> _SUPPLIED MATERIAL_
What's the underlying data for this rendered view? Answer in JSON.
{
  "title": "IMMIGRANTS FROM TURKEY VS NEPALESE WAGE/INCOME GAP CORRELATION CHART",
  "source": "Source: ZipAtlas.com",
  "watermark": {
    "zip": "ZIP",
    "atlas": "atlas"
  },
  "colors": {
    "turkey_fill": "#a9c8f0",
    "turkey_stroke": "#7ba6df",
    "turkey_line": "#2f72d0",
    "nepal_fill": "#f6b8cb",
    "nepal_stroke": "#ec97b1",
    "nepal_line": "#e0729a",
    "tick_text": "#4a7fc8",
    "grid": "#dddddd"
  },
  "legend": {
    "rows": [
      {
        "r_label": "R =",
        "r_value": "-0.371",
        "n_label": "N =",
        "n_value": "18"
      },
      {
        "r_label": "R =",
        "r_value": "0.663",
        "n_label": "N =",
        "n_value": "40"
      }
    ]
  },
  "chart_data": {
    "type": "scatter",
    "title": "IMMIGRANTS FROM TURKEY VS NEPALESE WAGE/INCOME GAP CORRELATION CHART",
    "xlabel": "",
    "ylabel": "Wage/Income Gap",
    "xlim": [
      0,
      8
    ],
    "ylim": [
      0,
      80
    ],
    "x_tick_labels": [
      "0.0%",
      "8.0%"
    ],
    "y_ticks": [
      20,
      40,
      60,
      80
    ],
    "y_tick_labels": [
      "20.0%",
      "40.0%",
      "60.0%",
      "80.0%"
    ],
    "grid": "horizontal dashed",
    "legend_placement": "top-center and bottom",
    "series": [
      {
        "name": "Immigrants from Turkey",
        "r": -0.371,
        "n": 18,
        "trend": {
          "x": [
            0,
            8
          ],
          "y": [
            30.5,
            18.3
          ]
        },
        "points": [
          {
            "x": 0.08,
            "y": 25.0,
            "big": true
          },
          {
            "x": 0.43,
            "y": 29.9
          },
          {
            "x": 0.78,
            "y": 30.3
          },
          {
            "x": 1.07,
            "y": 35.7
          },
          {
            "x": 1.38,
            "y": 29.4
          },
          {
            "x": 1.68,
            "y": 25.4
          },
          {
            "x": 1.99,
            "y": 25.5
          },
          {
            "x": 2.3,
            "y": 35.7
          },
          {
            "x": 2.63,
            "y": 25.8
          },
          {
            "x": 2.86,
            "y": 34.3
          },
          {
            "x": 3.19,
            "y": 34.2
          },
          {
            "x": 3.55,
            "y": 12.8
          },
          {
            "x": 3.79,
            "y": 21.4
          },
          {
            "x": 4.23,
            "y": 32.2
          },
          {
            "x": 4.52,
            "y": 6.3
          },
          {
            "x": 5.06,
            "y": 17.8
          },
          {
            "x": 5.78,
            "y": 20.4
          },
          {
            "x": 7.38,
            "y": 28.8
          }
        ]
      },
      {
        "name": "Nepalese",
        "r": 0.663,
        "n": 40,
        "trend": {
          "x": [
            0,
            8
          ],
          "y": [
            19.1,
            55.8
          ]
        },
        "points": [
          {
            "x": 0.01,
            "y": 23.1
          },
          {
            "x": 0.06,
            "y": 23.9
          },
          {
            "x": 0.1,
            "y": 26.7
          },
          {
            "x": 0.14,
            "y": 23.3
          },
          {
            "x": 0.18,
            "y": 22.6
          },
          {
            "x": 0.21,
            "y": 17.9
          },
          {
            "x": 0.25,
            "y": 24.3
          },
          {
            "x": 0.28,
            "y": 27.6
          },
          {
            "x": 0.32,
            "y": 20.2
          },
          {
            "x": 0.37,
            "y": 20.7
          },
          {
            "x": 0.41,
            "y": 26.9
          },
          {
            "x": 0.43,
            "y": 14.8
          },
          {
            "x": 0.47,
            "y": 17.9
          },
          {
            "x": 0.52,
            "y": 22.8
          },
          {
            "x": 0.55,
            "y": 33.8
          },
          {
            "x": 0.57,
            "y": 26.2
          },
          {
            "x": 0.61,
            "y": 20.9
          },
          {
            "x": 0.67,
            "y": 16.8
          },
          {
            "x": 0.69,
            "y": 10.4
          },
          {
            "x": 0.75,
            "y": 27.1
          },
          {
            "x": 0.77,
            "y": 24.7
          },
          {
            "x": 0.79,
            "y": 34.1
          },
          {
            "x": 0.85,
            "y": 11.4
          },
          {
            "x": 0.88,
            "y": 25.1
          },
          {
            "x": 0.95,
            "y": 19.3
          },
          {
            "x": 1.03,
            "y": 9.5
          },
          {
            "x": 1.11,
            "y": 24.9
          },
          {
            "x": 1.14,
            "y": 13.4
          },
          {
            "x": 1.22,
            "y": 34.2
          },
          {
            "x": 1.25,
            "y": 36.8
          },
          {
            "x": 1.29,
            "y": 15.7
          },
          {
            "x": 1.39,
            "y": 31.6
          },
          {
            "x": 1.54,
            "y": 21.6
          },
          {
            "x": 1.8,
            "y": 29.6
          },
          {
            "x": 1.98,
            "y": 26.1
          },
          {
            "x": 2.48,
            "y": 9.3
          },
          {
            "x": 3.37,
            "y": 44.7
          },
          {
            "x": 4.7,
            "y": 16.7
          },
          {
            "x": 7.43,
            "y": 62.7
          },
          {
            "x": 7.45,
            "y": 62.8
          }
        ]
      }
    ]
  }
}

> _WHAT THE TASK ASKS_
Transcribe each entry precisely, missing none.

> _ANSWER BELOW_
What's the underlying data for this rendered view? Answer in JSON.
{
  "title": "IMMIGRANTS FROM TURKEY VS NEPALESE WAGE/INCOME GAP CORRELATION CHART",
  "source": "Source: ZipAtlas.com",
  "watermark": {
    "zip": "ZIP",
    "atlas": "atlas"
  },
  "colors": {
    "turkey_fill": "#a9c8f0",
    "turkey_stroke": "#7ba6df",
    "turkey_line": "#2f72d0",
    "nepal_fill": "#f6b8cb",
    "nepal_stroke": "#ec97b1",
    "nepal_line": "#e0729a",
    "tick_text": "#4a7fc8",
    "grid": "#dddddd"
  },
  "legend": {
    "rows": [
      {
        "r_label": "R =",
        "r_value": "-0.371",
        "n_label": "N =",
        "n_value": "18"
      },
      {
        "r_label": "R =",
        "r_value": "0.663",
        "n_label": "N =",
        "n_value": "40"
      }
    ]
  },
  "chart_data": {
    "type": "scatter",
    "title": "IMMIGRANTS FROM TURKEY VS NEPALESE WAGE/INCOME GAP CORRELATION CHART",
    "xlabel": "",
    "ylabel": "Wage/Income Gap",
    "xlim": [
      0,
      8
    ],
    "ylim": [
      0,
      80
    ],
    "x_tick_labels": [
      "0.0%",
      "8.0%"
    ],
    "y_ticks": [
      20,
      40,
      60,
      80
    ],
    "y_tick_labels": [
      "20.0%",
      "40.0%",
      "60.0%",
      "80.0%"
    ],
    "grid": "horizontal dashed",
    "legend_placement": "top-center and bottom",
    "series": [
      {
        "name": "Immigrants from Turkey",
        "r": -0.371,
        "n": 18,
        "trend": {
          "x": [
            0,
            8
          ],
          "y": [
            30.5,
            18.3
          ]
        },
        "points": [
          {
            "x": 0.08,
            "y": 25.0,
            "big": true
          },
          {
            "x": 0.43,
            "y": 29.9
          },
          {
            "x": 0.78,
            "y": 30.3
          },
          {
            "x": 1.07,
            "y": 35.7
          },
          {
            "x": 1.38,
            "y": 29.4
          },
          {
            "x": 1.68,
            "y": 25.4
          },
          {
            "x": 1.99,
            "y": 25.5
          },
          {
            "x": 2.3,
            "y": 35.7
          },
          {
            "x": 2.63,
            "y": 25.8
          },
          {
            "x": 2.86,
            "y": 34.3
          },
          {
            "x": 3.19,
            "y": 34.2
          },
          {
            "x": 3.55,
            "y": 12.8
          },
          {
            "x": 3.79,
            "y": 21.4
          },
          {
            "x": 4.23,
            "y": 32.2
          },
          {
            "x": 4.52,
            "y": 6.3
          },
          {
            "x": 5.06,
            "y": 17.8
          },
          {
            "x": 5.78,
            "y": 20.4
          },
          {
            "x": 7.38,
            "y": 28.8
          }
        ]
      },
      {
        "name": "Nepalese",
        "r": 0.663,
        "n": 40,
        "trend": {
          "x": [
            0,
            8
          ],
          "y": [
            19.1,
            55.8
          ]
        },
        "points": [
          {
            "x": 0.01,
            "y": 23.1
          },
          {
            "x": 0.06,
            "y": 23.9
          },
          {
            "x": 0.1,
            "y": 26.7
          },
          {
            "x": 0.14,
            "y": 23.3
          },
          {
            "x": 0.18,
            "y": 22.6
          },
          {
            "x": 0.21,
            "y": 17.9
          },
          {
            "x": 0.25,
            "y": 24.3
          },
          {
            "x": 0.28,
            "y": 27.6
          },
          {
            "x": 0.32,
            "y": 20.2
          },
          {
            "x": 0.37,
            "y": 20.7
          },
          {
            "x": 0.41,
            "y": 26.9
          },
          {
            "x": 0.43,
            "y": 14.8
          },
          {
            "x": 0.47,
            "y": 17.9
          },
          {
            "x": 0.52,
            "y": 22.8
          },
          {
            "x": 0.55,
            "y": 33.8
          },
          {
            "x": 0.57,
            "y": 26.2
          },
          {
            "x": 0.61,
            "y": 20.9
          },
          {
            "x": 0.67,
            "y": 16.8
          },
          {
            "x": 0.69,
            "y": 10.4
          },
          {
            "x": 0.75,
            "y": 27.1
          },
          {
            "x": 0.77,
            "y": 24.7
          },
          {
            "x": 0.79,
            "y": 34.1
          },
          {
            "x": 0.85,
            "y": 11.4
          },
          {
            "x": 0.88,
            "y": 25.1
          },
          {
            "x": 0.95,
            "y": 19.3
          },
          {
            "x": 1.03,
            "y": 9.5
          },
          {
            "x": 1.11,
            "y": 24.9
          },
          {
            "x": 1.14,
            "y": 13.4
          },
          {
            "x": 1.22,
            "y": 34.2
          },
          {
            "x": 1.25,
            "y": 36.8
          },
          {
            "x": 1.29,
            "y": 15.7
          },
          {
            "x": 1.39,
            "y": 31.6
          },
          {
            "x": 1.54,
            "y": 21.6
          },
          {
            "x": 1.8,
            "y": 29.6
          },
          {
            "x": 1.98,
            "y": 26.1
          },
          {
            "x": 2.48,
            "y": 9.3
          },
          {
            "x": 3.37,
            "y": 44.7
          },
          {
            "x": 4.7,
            "y": 16.7
          },
          {
            "x": 7.43,
            "y": 62.7
          },
          {
            "x": 7.45,
            "y": 62.8
          }
        ]
      }
    ]
  }
}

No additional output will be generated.